* To be done
Omit every image, and transcribe the remaining entries exactly as given.

* Data for this exercise
☆ ☆ ☆ ☆ ☆ ☆ ☆
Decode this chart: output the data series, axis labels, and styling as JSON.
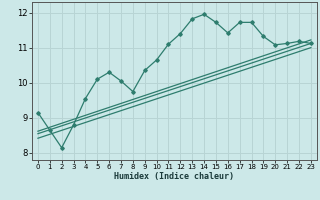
{
  "xlabel": "Humidex (Indice chaleur)",
  "bg_color": "#cce8e8",
  "grid_color": "#b8d4d4",
  "line_color": "#2e7d6e",
  "xlim": [
    -0.5,
    23.5
  ],
  "ylim": [
    7.8,
    12.3
  ],
  "yticks": [
    8,
    9,
    10,
    11,
    12
  ],
  "xticks": [
    0,
    1,
    2,
    3,
    4,
    5,
    6,
    7,
    8,
    9,
    10,
    11,
    12,
    13,
    14,
    15,
    16,
    17,
    18,
    19,
    20,
    21,
    22,
    23
  ],
  "main_x": [
    0,
    1,
    2,
    3,
    4,
    5,
    6,
    7,
    8,
    9,
    10,
    11,
    12,
    13,
    14,
    15,
    16,
    17,
    18,
    19,
    20,
    21,
    22,
    23
  ],
  "main_y": [
    9.15,
    8.65,
    8.15,
    8.8,
    9.55,
    10.1,
    10.3,
    10.05,
    9.75,
    10.35,
    10.65,
    11.1,
    11.4,
    11.82,
    11.95,
    11.72,
    11.42,
    11.72,
    11.72,
    11.32,
    11.08,
    11.12,
    11.18,
    11.12
  ],
  "line2_x": [
    0,
    23
  ],
  "line2_y": [
    8.55,
    11.12
  ],
  "line3_x": [
    0,
    23
  ],
  "line3_y": [
    8.42,
    11.0
  ],
  "line4_x": [
    0,
    23
  ],
  "line4_y": [
    8.62,
    11.22
  ]
}
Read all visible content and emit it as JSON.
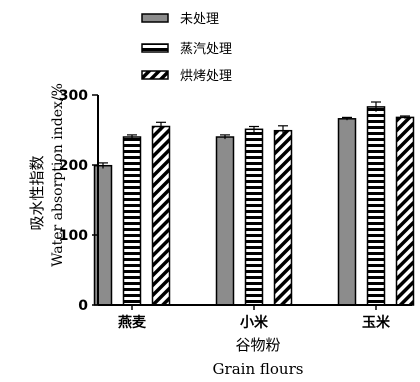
{
  "chart_data": {
    "type": "bar",
    "categories": [
      "燕麦",
      "小米",
      "玉米"
    ],
    "series": [
      {
        "name": "未处理",
        "values": [
          199,
          240,
          266
        ],
        "errors": [
          4,
          3,
          2
        ],
        "pattern": "solid"
      },
      {
        "name": "蒸汽处理",
        "values": [
          240,
          251,
          283
        ],
        "errors": [
          3,
          4,
          7
        ],
        "pattern": "horizontal-stripes"
      },
      {
        "name": "烘烤处理",
        "values": [
          255,
          249,
          268
        ],
        "errors": [
          6,
          7,
          2
        ],
        "pattern": "diagonal-stripes"
      }
    ],
    "ylabel_cn": "吸水性指数",
    "ylabel_en": "Water absorption index/%",
    "xlabel_cn": "谷物粉",
    "xlabel_en": "Grain flours",
    "ylim": [
      0,
      300
    ],
    "yticks": [
      0,
      100,
      200,
      300
    ],
    "legend_position": "top",
    "colors": {
      "solid_fill": "#8c8c8c",
      "stroke": "#000000",
      "background": "#ffffff"
    }
  }
}
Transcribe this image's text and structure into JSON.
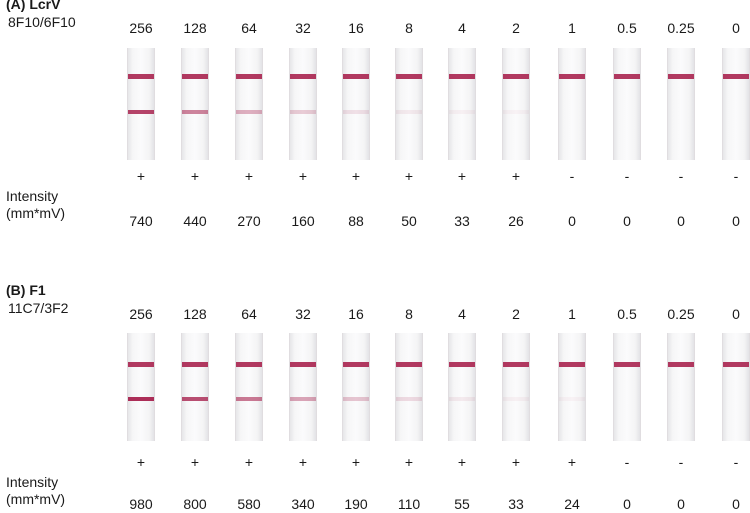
{
  "panels": [
    {
      "title": "(A) LcrV",
      "subtitle": "8F10/6F10",
      "concentrations": [
        "256",
        "128",
        "64",
        "32",
        "16",
        "8",
        "4",
        "2",
        "1",
        "0.5",
        "0.25",
        "0"
      ],
      "signs": [
        "+",
        "+",
        "+",
        "+",
        "+",
        "+",
        "+",
        "+",
        "-",
        "-",
        "-",
        "-"
      ],
      "intensity_label_line1": "Intensity",
      "intensity_label_line2": "(mm*mV)",
      "intensities": [
        "740",
        "440",
        "270",
        "160",
        "88",
        "50",
        "33",
        "26",
        "0",
        "0",
        "0",
        "0"
      ],
      "test_line_levels": [
        0.85,
        0.55,
        0.35,
        0.22,
        0.12,
        0.08,
        0.05,
        0.04,
        0,
        0,
        0,
        0
      ],
      "band_color": "#a8234f"
    },
    {
      "title": "(B) F1",
      "subtitle": "11C7/3F2",
      "concentrations": [
        "256",
        "128",
        "64",
        "32",
        "16",
        "8",
        "4",
        "2",
        "1",
        "0.5",
        "0.25",
        "0"
      ],
      "signs": [
        "+",
        "+",
        "+",
        "+",
        "+",
        "+",
        "+",
        "+",
        "+",
        "-",
        "-",
        "-"
      ],
      "intensity_label_line1": "Intensity",
      "intensity_label_line2": "(mm*mV)",
      "intensities": [
        "980",
        "800",
        "580",
        "340",
        "190",
        "110",
        "55",
        "33",
        "24",
        "0",
        "0",
        "0"
      ],
      "test_line_levels": [
        0.95,
        0.8,
        0.6,
        0.4,
        0.25,
        0.15,
        0.08,
        0.05,
        0.04,
        0,
        0,
        0
      ],
      "band_color": "#a8234f"
    }
  ]
}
☆ ☆ ☆ ☆ ☆ ☆ ☆
* Solution to the problem
Decode this chart: output the data series, axis labels, and styling as JSON.
{
  "xlabel": "Humidex (Indice chaleur)",
  "bg_color": "#cce8e8",
  "grid_color": "#b8d4d4",
  "line_color": "#2e7d6e",
  "xlim": [
    -0.5,
    23.5
  ],
  "ylim": [
    7.8,
    12.3
  ],
  "yticks": [
    8,
    9,
    10,
    11,
    12
  ],
  "xticks": [
    0,
    1,
    2,
    3,
    4,
    5,
    6,
    7,
    8,
    9,
    10,
    11,
    12,
    13,
    14,
    15,
    16,
    17,
    18,
    19,
    20,
    21,
    22,
    23
  ],
  "main_x": [
    0,
    1,
    2,
    3,
    4,
    5,
    6,
    7,
    8,
    9,
    10,
    11,
    12,
    13,
    14,
    15,
    16,
    17,
    18,
    19,
    20,
    21,
    22,
    23
  ],
  "main_y": [
    9.15,
    8.65,
    8.15,
    8.8,
    9.55,
    10.1,
    10.3,
    10.05,
    9.75,
    10.35,
    10.65,
    11.1,
    11.4,
    11.82,
    11.95,
    11.72,
    11.42,
    11.72,
    11.72,
    11.32,
    11.08,
    11.12,
    11.18,
    11.12
  ],
  "line2_x": [
    0,
    23
  ],
  "line2_y": [
    8.55,
    11.12
  ],
  "line3_x": [
    0,
    23
  ],
  "line3_y": [
    8.42,
    11.0
  ],
  "line4_x": [
    0,
    23
  ],
  "line4_y": [
    8.62,
    11.22
  ]
}
Read all visible content and emit it as JSON.
{
  "chart_data": {
    "type": "bar",
    "categories": [
      "燕麦",
      "小米",
      "玉米"
    ],
    "series": [
      {
        "name": "未处理",
        "values": [
          199,
          240,
          266
        ],
        "errors": [
          4,
          3,
          2
        ],
        "pattern": "solid"
      },
      {
        "name": "蒸汽处理",
        "values": [
          240,
          251,
          283
        ],
        "errors": [
          3,
          4,
          7
        ],
        "pattern": "horizontal-stripes"
      },
      {
        "name": "烘烤处理",
        "values": [
          255,
          249,
          268
        ],
        "errors": [
          6,
          7,
          2
        ],
        "pattern": "diagonal-stripes"
      }
    ],
    "ylabel_cn": "吸水性指数",
    "ylabel_en": "Water absorption index/%",
    "xlabel_cn": "谷物粉",
    "xlabel_en": "Grain flours",
    "ylim": [
      0,
      300
    ],
    "yticks": [
      0,
      100,
      200,
      300
    ],
    "legend_position": "top",
    "colors": {
      "solid_fill": "#8c8c8c",
      "stroke": "#000000",
      "background": "#ffffff"
    }
  }
}
Transcribe this image's text and structure into JSON.
{
  "panels": [
    {
      "title": "(A) LcrV",
      "subtitle": "8F10/6F10",
      "concentrations": [
        "256",
        "128",
        "64",
        "32",
        "16",
        "8",
        "4",
        "2",
        "1",
        "0.5",
        "0.25",
        "0"
      ],
      "signs": [
        "+",
        "+",
        "+",
        "+",
        "+",
        "+",
        "+",
        "+",
        "-",
        "-",
        "-",
        "-"
      ],
      "intensity_label_line1": "Intensity",
      "intensity_label_line2": "(mm*mV)",
      "intensities": [
        "740",
        "440",
        "270",
        "160",
        "88",
        "50",
        "33",
        "26",
        "0",
        "0",
        "0",
        "0"
      ],
      "test_line_levels": [
        0.85,
        0.55,
        0.35,
        0.22,
        0.12,
        0.08,
        0.05,
        0.04,
        0,
        0,
        0,
        0
      ],
      "band_color": "#a8234f"
    },
    {
      "title": "(B) F1",
      "subtitle": "11C7/3F2",
      "concentrations": [
        "256",
        "128",
        "64",
        "32",
        "16",
        "8",
        "4",
        "2",
        "1",
        "0.5",
        "0.25",
        "0"
      ],
      "signs": [
        "+",
        "+",
        "+",
        "+",
        "+",
        "+",
        "+",
        "+",
        "+",
        "-",
        "-",
        "-"
      ],
      "intensity_label_line1": "Intensity",
      "intensity_label_line2": "(mm*mV)",
      "intensities": [
        "980",
        "800",
        "580",
        "340",
        "190",
        "110",
        "55",
        "33",
        "24",
        "0",
        "0",
        "0"
      ],
      "test_line_levels": [
        0.95,
        0.8,
        0.6,
        0.4,
        0.25,
        0.15,
        0.08,
        0.05,
        0.04,
        0,
        0,
        0
      ],
      "band_color": "#a8234f"
    }
  ]
}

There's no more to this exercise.